→ Problem to work on
Copy each line below that contains "screenshot".

→ Extracted data
------------------------------

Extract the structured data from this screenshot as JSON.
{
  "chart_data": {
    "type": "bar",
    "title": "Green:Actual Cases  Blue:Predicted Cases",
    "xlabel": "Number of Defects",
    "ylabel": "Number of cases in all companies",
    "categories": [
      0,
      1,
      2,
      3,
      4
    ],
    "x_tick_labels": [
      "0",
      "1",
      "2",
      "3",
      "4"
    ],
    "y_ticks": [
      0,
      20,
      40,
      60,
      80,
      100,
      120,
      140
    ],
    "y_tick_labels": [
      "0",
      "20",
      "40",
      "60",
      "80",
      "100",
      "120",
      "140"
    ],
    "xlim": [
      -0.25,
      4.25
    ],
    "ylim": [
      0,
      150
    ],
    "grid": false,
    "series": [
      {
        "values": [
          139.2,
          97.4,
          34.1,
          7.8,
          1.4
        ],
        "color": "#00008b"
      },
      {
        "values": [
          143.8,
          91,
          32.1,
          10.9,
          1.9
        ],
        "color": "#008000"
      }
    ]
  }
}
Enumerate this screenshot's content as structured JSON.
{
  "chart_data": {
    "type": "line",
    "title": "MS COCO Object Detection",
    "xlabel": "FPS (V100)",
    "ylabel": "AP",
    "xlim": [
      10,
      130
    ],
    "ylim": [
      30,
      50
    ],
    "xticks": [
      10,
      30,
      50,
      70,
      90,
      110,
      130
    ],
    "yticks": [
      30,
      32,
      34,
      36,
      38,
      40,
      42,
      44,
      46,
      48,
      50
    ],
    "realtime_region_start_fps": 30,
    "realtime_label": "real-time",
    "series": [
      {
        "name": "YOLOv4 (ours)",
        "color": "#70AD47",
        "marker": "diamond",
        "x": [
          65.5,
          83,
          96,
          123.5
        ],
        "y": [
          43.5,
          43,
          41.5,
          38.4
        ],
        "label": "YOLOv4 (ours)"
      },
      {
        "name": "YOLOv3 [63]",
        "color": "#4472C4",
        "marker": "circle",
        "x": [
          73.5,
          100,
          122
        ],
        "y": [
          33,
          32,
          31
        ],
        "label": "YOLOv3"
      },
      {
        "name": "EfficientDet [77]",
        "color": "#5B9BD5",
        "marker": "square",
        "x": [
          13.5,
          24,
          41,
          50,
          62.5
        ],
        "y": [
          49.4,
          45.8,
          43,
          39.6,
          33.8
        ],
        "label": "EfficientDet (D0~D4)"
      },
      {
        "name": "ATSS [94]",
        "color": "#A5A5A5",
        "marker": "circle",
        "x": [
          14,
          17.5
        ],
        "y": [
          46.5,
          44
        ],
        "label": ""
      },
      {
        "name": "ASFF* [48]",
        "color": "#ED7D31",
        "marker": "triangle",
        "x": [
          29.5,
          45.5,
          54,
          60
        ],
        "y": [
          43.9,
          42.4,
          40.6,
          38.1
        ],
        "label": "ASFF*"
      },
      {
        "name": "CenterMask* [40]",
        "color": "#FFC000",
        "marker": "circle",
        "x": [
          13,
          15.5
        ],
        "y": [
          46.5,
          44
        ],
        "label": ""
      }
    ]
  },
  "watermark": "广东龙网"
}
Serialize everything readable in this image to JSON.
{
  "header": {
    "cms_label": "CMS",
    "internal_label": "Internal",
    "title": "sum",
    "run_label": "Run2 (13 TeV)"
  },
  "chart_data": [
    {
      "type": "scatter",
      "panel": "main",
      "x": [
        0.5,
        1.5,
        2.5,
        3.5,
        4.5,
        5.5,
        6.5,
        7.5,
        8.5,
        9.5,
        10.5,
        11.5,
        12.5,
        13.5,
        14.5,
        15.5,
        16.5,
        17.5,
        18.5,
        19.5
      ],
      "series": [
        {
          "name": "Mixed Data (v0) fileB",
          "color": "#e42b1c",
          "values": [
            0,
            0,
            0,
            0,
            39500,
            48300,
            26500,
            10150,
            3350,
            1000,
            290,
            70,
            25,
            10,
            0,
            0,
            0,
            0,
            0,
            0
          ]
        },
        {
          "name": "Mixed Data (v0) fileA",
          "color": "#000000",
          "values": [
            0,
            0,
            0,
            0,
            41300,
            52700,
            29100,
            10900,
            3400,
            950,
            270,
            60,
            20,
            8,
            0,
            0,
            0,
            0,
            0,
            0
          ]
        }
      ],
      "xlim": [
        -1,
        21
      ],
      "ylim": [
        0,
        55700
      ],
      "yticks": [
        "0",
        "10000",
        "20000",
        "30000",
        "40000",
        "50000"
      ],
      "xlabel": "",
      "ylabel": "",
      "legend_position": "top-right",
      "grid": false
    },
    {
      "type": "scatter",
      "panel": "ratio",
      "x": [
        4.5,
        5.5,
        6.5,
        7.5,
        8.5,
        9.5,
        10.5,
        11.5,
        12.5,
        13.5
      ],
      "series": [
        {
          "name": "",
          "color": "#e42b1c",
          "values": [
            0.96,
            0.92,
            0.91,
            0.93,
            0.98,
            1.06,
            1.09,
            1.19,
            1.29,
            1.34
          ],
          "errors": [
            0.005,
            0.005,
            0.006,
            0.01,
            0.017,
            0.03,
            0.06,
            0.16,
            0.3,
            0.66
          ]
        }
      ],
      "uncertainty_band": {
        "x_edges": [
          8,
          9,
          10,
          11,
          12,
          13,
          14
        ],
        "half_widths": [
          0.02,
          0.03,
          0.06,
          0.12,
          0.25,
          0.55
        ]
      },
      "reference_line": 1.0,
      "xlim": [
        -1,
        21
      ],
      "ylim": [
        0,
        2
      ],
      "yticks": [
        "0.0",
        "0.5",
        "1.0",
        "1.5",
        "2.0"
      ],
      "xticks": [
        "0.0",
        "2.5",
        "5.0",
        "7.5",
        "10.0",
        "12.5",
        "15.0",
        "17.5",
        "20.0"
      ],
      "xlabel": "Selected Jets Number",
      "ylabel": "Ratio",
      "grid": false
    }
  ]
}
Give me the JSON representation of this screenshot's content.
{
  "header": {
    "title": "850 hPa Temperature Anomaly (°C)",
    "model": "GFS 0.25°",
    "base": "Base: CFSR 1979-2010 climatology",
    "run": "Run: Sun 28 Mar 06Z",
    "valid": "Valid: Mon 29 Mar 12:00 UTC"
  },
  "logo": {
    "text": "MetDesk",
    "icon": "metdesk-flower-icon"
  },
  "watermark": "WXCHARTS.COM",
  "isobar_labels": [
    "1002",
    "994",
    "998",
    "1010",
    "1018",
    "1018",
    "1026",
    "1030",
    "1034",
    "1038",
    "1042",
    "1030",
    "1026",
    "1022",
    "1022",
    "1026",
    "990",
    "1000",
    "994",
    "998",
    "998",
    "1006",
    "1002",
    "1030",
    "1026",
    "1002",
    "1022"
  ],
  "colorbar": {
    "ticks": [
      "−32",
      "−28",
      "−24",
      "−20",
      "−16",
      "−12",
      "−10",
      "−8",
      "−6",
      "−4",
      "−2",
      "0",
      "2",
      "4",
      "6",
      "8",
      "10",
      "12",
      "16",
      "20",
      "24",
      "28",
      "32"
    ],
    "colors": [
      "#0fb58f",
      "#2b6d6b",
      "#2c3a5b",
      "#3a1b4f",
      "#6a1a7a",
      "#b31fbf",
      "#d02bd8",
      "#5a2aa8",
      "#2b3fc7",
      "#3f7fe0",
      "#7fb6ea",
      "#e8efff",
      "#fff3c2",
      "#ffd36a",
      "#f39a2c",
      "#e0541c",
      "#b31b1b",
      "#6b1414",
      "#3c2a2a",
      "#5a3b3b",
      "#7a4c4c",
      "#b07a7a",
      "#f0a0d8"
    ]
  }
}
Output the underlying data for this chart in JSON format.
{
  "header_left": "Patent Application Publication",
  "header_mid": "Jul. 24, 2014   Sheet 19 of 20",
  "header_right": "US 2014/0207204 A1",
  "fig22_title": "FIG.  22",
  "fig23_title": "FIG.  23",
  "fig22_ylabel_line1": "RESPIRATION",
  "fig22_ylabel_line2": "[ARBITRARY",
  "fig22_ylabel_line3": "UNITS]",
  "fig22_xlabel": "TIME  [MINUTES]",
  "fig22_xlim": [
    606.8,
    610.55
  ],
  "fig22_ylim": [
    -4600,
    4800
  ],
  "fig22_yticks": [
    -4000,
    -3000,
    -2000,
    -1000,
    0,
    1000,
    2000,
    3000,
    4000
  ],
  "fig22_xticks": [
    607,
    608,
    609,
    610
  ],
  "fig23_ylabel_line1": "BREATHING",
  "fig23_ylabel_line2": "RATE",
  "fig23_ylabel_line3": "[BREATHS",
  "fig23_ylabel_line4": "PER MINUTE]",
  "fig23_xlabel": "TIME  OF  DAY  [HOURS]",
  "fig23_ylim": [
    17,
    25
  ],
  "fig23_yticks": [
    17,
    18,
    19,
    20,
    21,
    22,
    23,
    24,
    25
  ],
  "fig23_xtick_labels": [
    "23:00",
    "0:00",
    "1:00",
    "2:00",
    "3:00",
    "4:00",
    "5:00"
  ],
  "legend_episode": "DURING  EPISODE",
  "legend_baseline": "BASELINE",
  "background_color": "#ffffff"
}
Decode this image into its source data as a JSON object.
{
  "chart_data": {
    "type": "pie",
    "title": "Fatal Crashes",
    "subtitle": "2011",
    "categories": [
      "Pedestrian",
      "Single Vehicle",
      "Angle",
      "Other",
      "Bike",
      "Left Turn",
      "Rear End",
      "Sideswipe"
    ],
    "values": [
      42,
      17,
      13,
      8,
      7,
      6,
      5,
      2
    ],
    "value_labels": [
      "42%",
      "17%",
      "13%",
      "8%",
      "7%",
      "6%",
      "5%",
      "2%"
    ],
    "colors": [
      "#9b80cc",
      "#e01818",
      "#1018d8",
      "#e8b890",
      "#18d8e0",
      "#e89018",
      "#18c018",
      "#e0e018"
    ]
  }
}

------------------------------

→ Worked answer
Extract the structured data from this screenshot as JSON.
Enumerate this screenshot's content as structured JSON.
Give me the JSON representation of this screenshot's content.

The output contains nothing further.